## RECORD EXCERPTS
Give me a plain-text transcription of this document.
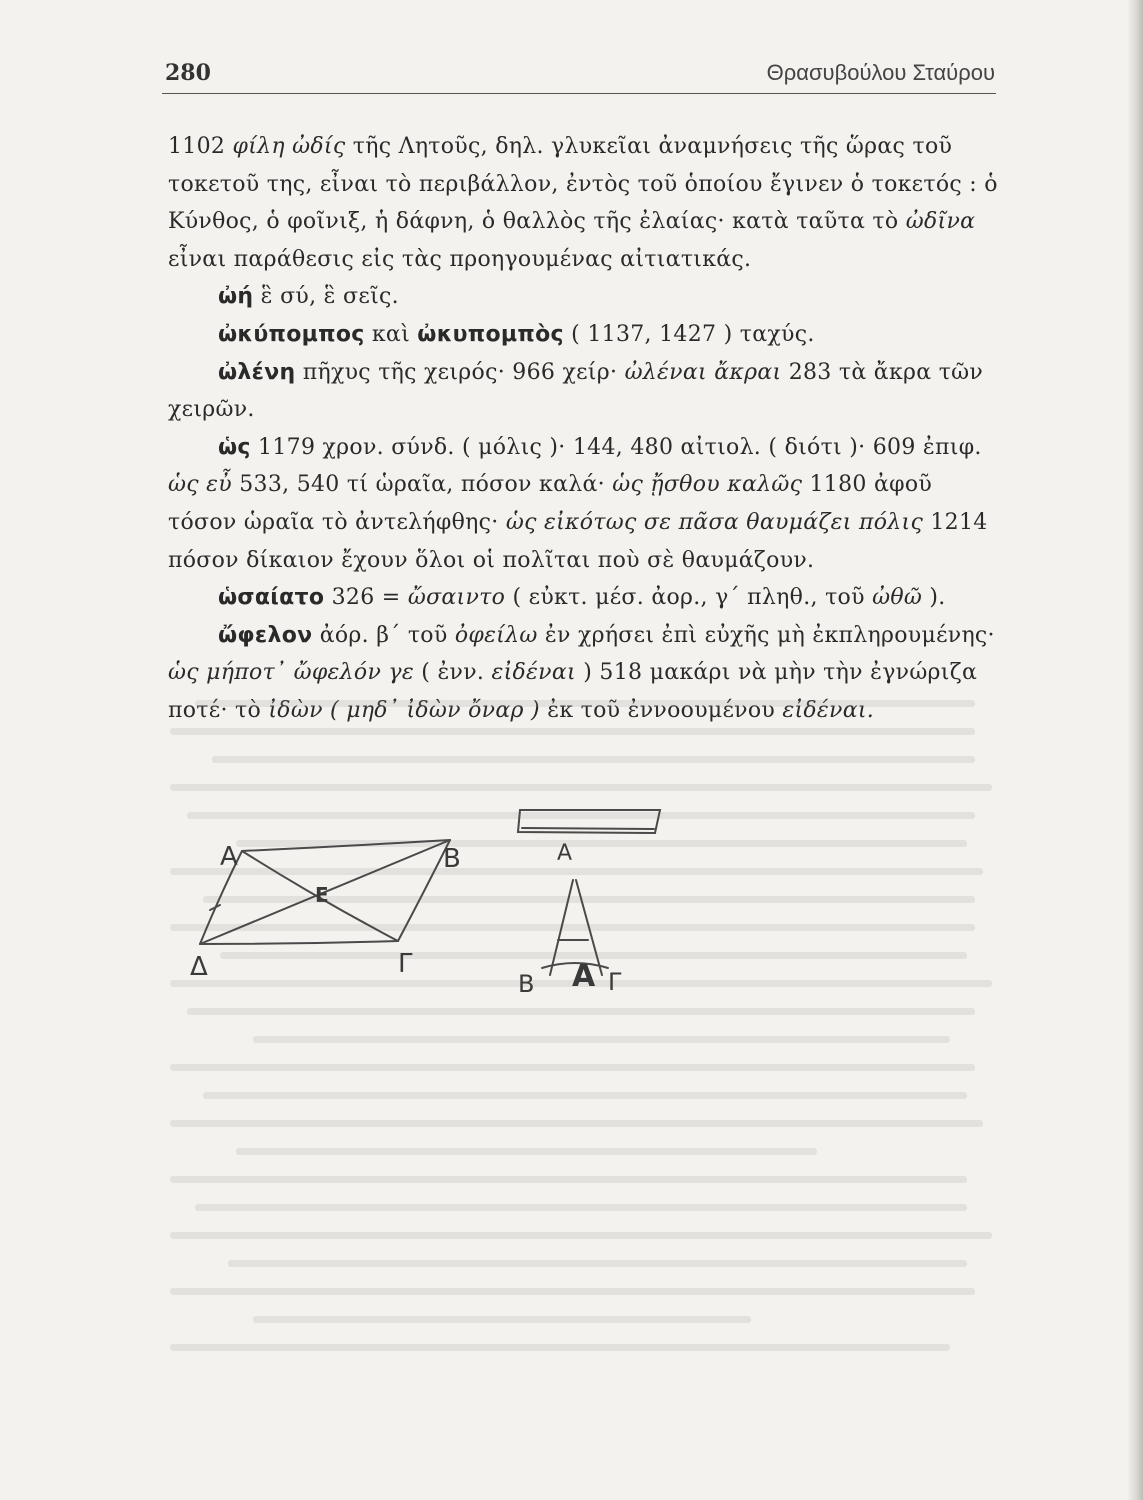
280	Θρασυβούλου Σταύρου

1102 φίλη ὠδίς τῆς Λητοῦς, δηλ. γλυκεῖαι ἀναμνήσεις τῆς ὥρας τοῦ τοκετοῦ της, εἶναι τὸ περιβάλλον, ἐντὸς τοῦ ὁποίου ἔγινεν ὁ τοκετός : ὁ Κύνθος, ὁ φοῖνιξ, ἡ δάφνη, ὁ θαλλὸς τῆς ἐλαίας· κατὰ ταῦτα τὸ ὠδῖνα εἶναι παράθεσις εἰς τὰς προηγουμένας αἰτιατικάς.

ὠή ἓ σύ, ἓ σεῖς.

ὠκύπομπος καὶ ὠκυπομπὸς ( 1137, 1427 ) ταχύς.

ὠλένη πῆχυς τῆς χειρός· 966 χείρ· ὠλέναι ἄκραι 283 τὰ ἄκρα τῶν χειρῶν.

ὡς 1179 χρον. σύνδ. ( μόλις )· 144, 480 αἰτιολ. ( διότι )· 609 ἐπιφ. ὡς εὖ 533, 540 τί ὡραῖα, πόσον καλά· ὡς ᾔσθου καλῶς 1180 ἀφοῦ τόσον ὡραῖα τὸ ἀντελήφθης· ὡς εἰκότως σε πᾶσα θαυμάζει πόλις 1214 πόσον δίκαιον ἔχουν ὅλοι οἱ πολῖται ποὺ σὲ θαυμάζουν.

ὡσαίατο 326 = ὤσαιντο ( εὐκτ. μέσ. ἀορ., γ΄ πληθ., τοῦ ὠθῶ ).

ὤφελον ἀόρ. β΄ τοῦ ὀφείλω ἐν χρήσει ἐπὶ εὐχῆς μὴ ἐκπληρουμένης· ὡς μήποτ᾽ ὤφελόν γε ( ἐνν. εἰδέναι ) 518 μακάρι νὰ μὴν τὴν ἐγνώριζα ποτέ· τὸ ἰδὼν ( μηδ᾽ ἰδὼν ὄναρ ) ἐκ τοῦ ἐννοουμένου εἰδέναι.

Α	Β
Ε
Δ	Γ
Α
Β Α Γ
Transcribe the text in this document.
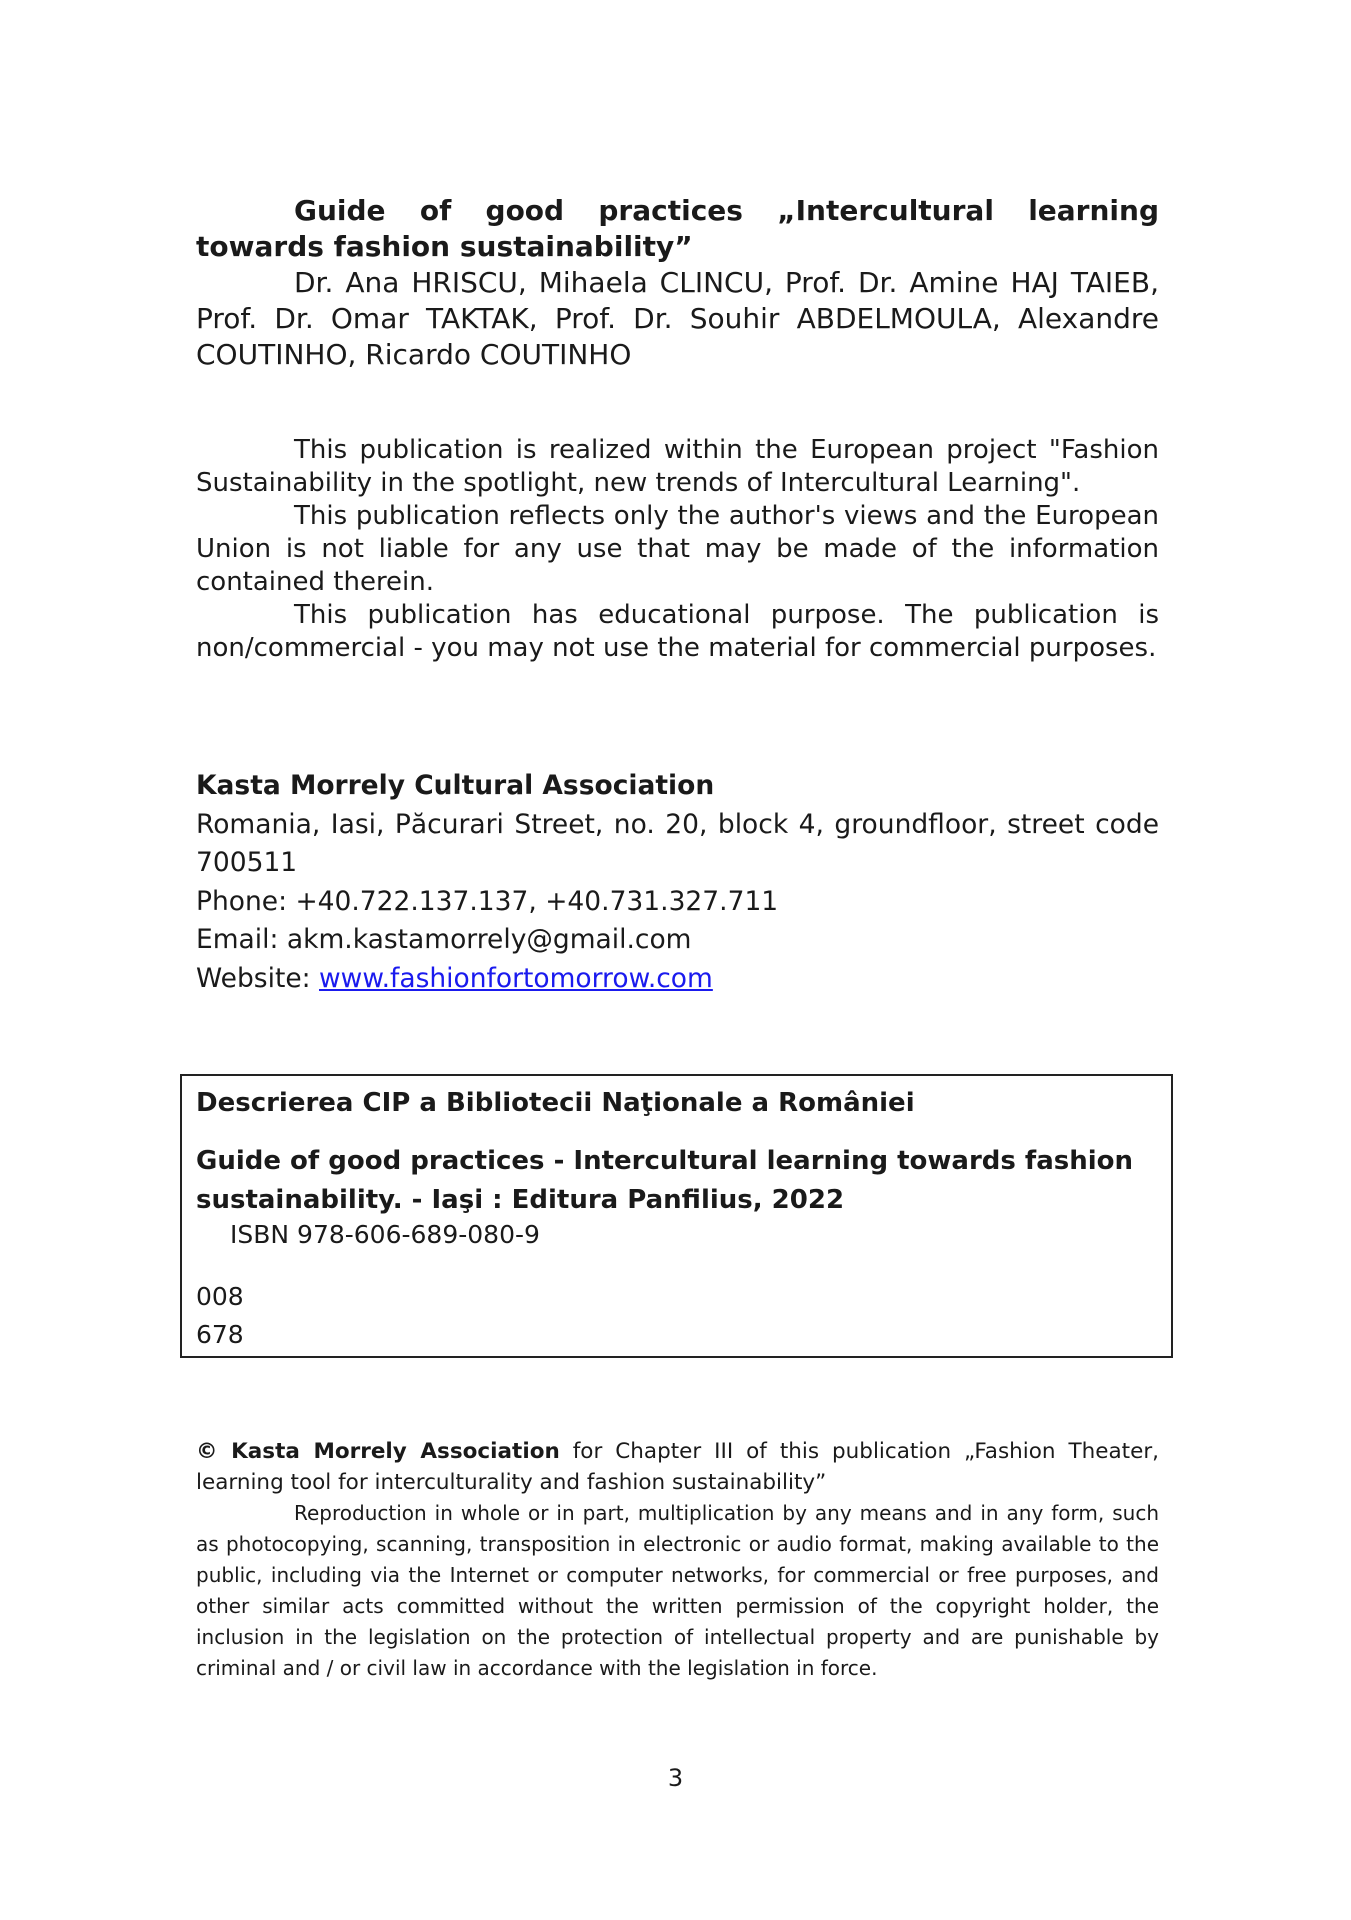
Guide of good practices „Intercultural learning towards fashion sustainability”

Dr. Ana HRISCU, Mihaela CLINCU, Prof. Dr. Amine HAJ TAIEB, Prof. Dr. Omar TAKTAK, Prof. Dr. Souhir ABDELMOULA, Alexandre COUTINHO, Ricardo COUTINHO

This publication is realized within the European project "Fashion Sustainability in the spotlight, new trends of Intercultural Learning".

This publication reflects only the author's views and the European Union is not liable for any use that may be made of the information contained therein.

This publication has educational purpose. The publication is non/commercial - you may not use the material for commercial purposes.

Kasta Morrely Cultural Association

Romania, Iasi, Păcurari Street, no. 20, block 4, groundfloor, street code 700511

Phone: +40.722.137.137, +40.731.327.711

Email: akm.kastamorrely@gmail.com

Website: www.fashionfortomorrow.com

Descrierea CIP a Bibliotecii Naţionale a României
Guide of good practices - Intercultural learning towards fashion sustainability. - Iaşi : Editura Panfilius, 2022
ISBN 978-606-689-080-9
008
678

© Kasta Morrely Association for Chapter III of this publication „Fashion Theater, learning tool for interculturality and fashion sustainability”

Reproduction in whole or in part, multiplication by any means and in any form, such as photocopying, scanning, transposition in electronic or audio format, making available to the public, including via the Internet or computer networks, for commercial or free purposes, and other similar acts committed without the written permission of the copyright holder, the inclusion in the legislation on the protection of intellectual property and are punishable by criminal and / or civil law in accordance with the legislation in force.

3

## TASK TO COMPLETE
Count every line in the entries above where the word "good" appears; respond with the number alone.

## REPLY TO THE EXERCISE
2